*Given exercise*: Could you extract every entry below and reproduce it exactly?

⟨

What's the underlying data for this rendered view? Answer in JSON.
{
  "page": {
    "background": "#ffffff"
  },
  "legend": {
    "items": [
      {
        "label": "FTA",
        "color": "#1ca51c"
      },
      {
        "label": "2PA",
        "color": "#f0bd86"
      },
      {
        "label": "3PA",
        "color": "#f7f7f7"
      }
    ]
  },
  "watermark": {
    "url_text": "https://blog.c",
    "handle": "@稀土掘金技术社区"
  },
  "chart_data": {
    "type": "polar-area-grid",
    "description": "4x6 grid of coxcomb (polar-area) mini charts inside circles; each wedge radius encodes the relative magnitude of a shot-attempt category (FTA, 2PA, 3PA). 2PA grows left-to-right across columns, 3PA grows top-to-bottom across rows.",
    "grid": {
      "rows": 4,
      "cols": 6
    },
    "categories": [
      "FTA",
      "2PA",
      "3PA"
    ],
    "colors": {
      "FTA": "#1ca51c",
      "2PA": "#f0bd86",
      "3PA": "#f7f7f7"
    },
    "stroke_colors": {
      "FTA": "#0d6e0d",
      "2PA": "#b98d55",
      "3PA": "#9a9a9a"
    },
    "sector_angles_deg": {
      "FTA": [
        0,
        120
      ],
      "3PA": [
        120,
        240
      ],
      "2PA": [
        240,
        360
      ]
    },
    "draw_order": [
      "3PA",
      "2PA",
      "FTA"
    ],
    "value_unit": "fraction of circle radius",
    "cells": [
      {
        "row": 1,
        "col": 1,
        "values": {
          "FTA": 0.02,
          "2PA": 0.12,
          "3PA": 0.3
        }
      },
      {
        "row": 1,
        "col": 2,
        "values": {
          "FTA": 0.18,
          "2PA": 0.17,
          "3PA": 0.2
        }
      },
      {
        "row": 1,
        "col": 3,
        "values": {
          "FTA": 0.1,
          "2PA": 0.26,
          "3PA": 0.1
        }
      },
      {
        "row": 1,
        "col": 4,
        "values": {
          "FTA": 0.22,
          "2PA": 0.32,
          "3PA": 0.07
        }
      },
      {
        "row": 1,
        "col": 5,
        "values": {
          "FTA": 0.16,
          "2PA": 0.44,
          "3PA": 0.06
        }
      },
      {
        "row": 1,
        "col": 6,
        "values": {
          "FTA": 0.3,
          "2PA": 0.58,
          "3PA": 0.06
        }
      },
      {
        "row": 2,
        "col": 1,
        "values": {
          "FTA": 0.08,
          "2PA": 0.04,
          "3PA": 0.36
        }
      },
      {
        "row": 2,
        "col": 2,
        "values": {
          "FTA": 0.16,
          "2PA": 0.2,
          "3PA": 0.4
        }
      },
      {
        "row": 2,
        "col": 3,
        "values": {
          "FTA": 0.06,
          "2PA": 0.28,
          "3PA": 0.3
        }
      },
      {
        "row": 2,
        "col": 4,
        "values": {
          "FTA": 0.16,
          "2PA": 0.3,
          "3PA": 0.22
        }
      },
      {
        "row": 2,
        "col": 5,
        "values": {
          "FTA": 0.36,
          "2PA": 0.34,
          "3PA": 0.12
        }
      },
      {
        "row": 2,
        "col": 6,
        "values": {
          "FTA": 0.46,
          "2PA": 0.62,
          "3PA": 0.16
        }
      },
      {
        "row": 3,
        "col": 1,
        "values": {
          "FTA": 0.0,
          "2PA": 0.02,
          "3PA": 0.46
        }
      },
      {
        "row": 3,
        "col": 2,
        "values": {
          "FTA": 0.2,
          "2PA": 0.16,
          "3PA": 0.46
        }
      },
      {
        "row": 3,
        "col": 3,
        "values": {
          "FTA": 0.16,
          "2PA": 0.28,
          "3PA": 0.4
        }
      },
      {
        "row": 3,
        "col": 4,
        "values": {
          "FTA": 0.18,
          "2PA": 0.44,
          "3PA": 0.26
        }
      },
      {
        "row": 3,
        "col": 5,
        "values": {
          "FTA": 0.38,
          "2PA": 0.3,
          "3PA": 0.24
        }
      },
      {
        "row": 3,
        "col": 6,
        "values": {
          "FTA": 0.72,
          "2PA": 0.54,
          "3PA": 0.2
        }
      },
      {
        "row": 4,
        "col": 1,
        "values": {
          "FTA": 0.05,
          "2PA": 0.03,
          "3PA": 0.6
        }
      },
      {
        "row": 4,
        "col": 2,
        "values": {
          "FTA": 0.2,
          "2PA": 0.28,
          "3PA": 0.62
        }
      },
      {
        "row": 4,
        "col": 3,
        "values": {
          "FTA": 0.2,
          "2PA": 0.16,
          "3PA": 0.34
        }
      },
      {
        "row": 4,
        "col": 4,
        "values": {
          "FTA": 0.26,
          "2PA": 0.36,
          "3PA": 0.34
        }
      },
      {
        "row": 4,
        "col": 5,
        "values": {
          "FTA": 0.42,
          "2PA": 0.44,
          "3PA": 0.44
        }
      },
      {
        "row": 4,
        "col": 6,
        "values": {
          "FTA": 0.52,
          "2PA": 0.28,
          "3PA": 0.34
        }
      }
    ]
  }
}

⟩

*Answer to the problem*:
What's the underlying data for this rendered view? Answer in JSON.
{
  "page": {
    "background": "#ffffff"
  },
  "legend": {
    "items": [
      {
        "label": "FTA",
        "color": "#1ca51c"
      },
      {
        "label": "2PA",
        "color": "#f0bd86"
      },
      {
        "label": "3PA",
        "color": "#f7f7f7"
      }
    ]
  },
  "watermark": {
    "url_text": "https://blog.c",
    "handle": "@稀土掘金技术社区"
  },
  "chart_data": {
    "type": "polar-area-grid",
    "description": "4x6 grid of coxcomb (polar-area) mini charts inside circles; each wedge radius encodes the relative magnitude of a shot-attempt category (FTA, 2PA, 3PA). 2PA grows left-to-right across columns, 3PA grows top-to-bottom across rows.",
    "grid": {
      "rows": 4,
      "cols": 6
    },
    "categories": [
      "FTA",
      "2PA",
      "3PA"
    ],
    "colors": {
      "FTA": "#1ca51c",
      "2PA": "#f0bd86",
      "3PA": "#f7f7f7"
    },
    "stroke_colors": {
      "FTA": "#0d6e0d",
      "2PA": "#b98d55",
      "3PA": "#9a9a9a"
    },
    "sector_angles_deg": {
      "FTA": [
        0,
        120
      ],
      "3PA": [
        120,
        240
      ],
      "2PA": [
        240,
        360
      ]
    },
    "draw_order": [
      "3PA",
      "2PA",
      "FTA"
    ],
    "value_unit": "fraction of circle radius",
    "cells": [
      {
        "row": 1,
        "col": 1,
        "values": {
          "FTA": 0.02,
          "2PA": 0.12,
          "3PA": 0.3
        }
      },
      {
        "row": 1,
        "col": 2,
        "values": {
          "FTA": 0.18,
          "2PA": 0.17,
          "3PA": 0.2
        }
      },
      {
        "row": 1,
        "col": 3,
        "values": {
          "FTA": 0.1,
          "2PA": 0.26,
          "3PA": 0.1
        }
      },
      {
        "row": 1,
        "col": 4,
        "values": {
          "FTA": 0.22,
          "2PA": 0.32,
          "3PA": 0.07
        }
      },
      {
        "row": 1,
        "col": 5,
        "values": {
          "FTA": 0.16,
          "2PA": 0.44,
          "3PA": 0.06
        }
      },
      {
        "row": 1,
        "col": 6,
        "values": {
          "FTA": 0.3,
          "2PA": 0.58,
          "3PA": 0.06
        }
      },
      {
        "row": 2,
        "col": 1,
        "values": {
          "FTA": 0.08,
          "2PA": 0.04,
          "3PA": 0.36
        }
      },
      {
        "row": 2,
        "col": 2,
        "values": {
          "FTA": 0.16,
          "2PA": 0.2,
          "3PA": 0.4
        }
      },
      {
        "row": 2,
        "col": 3,
        "values": {
          "FTA": 0.06,
          "2PA": 0.28,
          "3PA": 0.3
        }
      },
      {
        "row": 2,
        "col": 4,
        "values": {
          "FTA": 0.16,
          "2PA": 0.3,
          "3PA": 0.22
        }
      },
      {
        "row": 2,
        "col": 5,
        "values": {
          "FTA": 0.36,
          "2PA": 0.34,
          "3PA": 0.12
        }
      },
      {
        "row": 2,
        "col": 6,
        "values": {
          "FTA": 0.46,
          "2PA": 0.62,
          "3PA": 0.16
        }
      },
      {
        "row": 3,
        "col": 1,
        "values": {
          "FTA": 0.0,
          "2PA": 0.02,
          "3PA": 0.46
        }
      },
      {
        "row": 3,
        "col": 2,
        "values": {
          "FTA": 0.2,
          "2PA": 0.16,
          "3PA": 0.46
        }
      },
      {
        "row": 3,
        "col": 3,
        "values": {
          "FTA": 0.16,
          "2PA": 0.28,
          "3PA": 0.4
        }
      },
      {
        "row": 3,
        "col": 4,
        "values": {
          "FTA": 0.18,
          "2PA": 0.44,
          "3PA": 0.26
        }
      },
      {
        "row": 3,
        "col": 5,
        "values": {
          "FTA": 0.38,
          "2PA": 0.3,
          "3PA": 0.24
        }
      },
      {
        "row": 3,
        "col": 6,
        "values": {
          "FTA": 0.72,
          "2PA": 0.54,
          "3PA": 0.2
        }
      },
      {
        "row": 4,
        "col": 1,
        "values": {
          "FTA": 0.05,
          "2PA": 0.03,
          "3PA": 0.6
        }
      },
      {
        "row": 4,
        "col": 2,
        "values": {
          "FTA": 0.2,
          "2PA": 0.28,
          "3PA": 0.62
        }
      },
      {
        "row": 4,
        "col": 3,
        "values": {
          "FTA": 0.2,
          "2PA": 0.16,
          "3PA": 0.34
        }
      },
      {
        "row": 4,
        "col": 4,
        "values": {
          "FTA": 0.26,
          "2PA": 0.36,
          "3PA": 0.34
        }
      },
      {
        "row": 4,
        "col": 5,
        "values": {
          "FTA": 0.42,
          "2PA": 0.44,
          "3PA": 0.44
        }
      },
      {
        "row": 4,
        "col": 6,
        "values": {
          "FTA": 0.52,
          "2PA": 0.28,
          "3PA": 0.34
        }
      }
    ]
  }
}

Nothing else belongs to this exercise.